Rows from a dataset:

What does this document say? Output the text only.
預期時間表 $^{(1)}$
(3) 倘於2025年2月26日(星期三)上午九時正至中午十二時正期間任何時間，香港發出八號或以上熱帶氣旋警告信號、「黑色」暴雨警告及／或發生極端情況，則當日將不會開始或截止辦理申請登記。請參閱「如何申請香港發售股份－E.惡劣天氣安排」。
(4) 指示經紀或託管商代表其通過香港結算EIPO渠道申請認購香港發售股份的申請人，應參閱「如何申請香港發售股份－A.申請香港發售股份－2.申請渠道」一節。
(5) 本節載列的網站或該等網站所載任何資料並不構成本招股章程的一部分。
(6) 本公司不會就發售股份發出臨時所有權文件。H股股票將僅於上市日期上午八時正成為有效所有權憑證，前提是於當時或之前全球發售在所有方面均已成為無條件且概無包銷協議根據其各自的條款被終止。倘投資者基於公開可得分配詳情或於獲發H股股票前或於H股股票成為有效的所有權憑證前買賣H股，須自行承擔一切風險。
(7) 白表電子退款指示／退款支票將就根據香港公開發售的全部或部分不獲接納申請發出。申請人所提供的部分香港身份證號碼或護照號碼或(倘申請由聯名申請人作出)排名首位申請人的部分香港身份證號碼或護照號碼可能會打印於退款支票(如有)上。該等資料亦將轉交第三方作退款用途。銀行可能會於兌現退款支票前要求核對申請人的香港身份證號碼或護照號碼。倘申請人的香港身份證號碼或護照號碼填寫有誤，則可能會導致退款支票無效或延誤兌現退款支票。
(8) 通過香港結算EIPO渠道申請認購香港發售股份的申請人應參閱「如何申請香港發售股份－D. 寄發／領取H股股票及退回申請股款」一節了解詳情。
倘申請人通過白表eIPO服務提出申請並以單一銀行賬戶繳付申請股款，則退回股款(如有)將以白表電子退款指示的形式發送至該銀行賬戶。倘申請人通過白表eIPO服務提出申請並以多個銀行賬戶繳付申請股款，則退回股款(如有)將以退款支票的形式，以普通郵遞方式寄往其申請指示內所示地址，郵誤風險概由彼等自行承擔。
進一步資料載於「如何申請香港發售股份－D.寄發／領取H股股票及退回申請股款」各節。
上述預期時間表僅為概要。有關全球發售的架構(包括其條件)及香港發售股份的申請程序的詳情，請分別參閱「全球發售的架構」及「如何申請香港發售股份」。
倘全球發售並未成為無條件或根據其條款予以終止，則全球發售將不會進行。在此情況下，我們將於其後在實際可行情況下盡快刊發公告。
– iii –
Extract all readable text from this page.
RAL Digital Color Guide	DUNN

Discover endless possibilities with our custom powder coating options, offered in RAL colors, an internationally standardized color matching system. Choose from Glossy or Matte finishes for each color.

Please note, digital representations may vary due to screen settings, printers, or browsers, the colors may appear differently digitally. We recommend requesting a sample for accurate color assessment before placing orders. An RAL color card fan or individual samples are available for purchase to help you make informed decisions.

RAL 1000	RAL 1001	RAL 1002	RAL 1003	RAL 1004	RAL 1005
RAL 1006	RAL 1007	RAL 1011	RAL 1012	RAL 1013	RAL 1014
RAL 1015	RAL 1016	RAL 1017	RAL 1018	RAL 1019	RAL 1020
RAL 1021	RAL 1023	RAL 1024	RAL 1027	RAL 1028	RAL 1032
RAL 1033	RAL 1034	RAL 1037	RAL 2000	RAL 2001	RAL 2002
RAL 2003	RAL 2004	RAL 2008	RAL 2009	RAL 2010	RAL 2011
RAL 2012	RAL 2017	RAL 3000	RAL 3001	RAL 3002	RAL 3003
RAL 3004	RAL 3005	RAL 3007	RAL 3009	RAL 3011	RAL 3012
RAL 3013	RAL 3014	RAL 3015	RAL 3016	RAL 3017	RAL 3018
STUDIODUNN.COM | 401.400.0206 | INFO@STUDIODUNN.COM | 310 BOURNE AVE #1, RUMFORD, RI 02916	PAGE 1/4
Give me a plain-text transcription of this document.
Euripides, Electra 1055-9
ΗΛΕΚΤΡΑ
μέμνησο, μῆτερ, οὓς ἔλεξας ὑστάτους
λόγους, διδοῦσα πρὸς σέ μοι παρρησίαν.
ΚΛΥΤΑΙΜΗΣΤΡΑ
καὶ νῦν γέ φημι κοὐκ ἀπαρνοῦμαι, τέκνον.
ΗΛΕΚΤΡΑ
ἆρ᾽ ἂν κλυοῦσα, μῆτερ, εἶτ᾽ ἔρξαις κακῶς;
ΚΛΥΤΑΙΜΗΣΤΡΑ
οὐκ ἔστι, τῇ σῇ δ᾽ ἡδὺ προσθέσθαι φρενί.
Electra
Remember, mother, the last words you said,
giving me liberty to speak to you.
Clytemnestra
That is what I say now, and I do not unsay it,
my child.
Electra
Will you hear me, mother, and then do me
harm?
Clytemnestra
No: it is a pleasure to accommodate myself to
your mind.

Objective -
Check each line of the entries above for the word "領取H股股票及退回申請股款". List the ones that have it.

Task result -
(8) 通過香港結算EIPO渠道申請認購香港發售股份的申請人應參閱「如何申請香港發售股份－D. 寄發／領取H股股票及退回申請股款」一節了解詳情。
進一步資料載於「如何申請香港發售股份－D.寄發／領取H股股票及退回申請股款」各節。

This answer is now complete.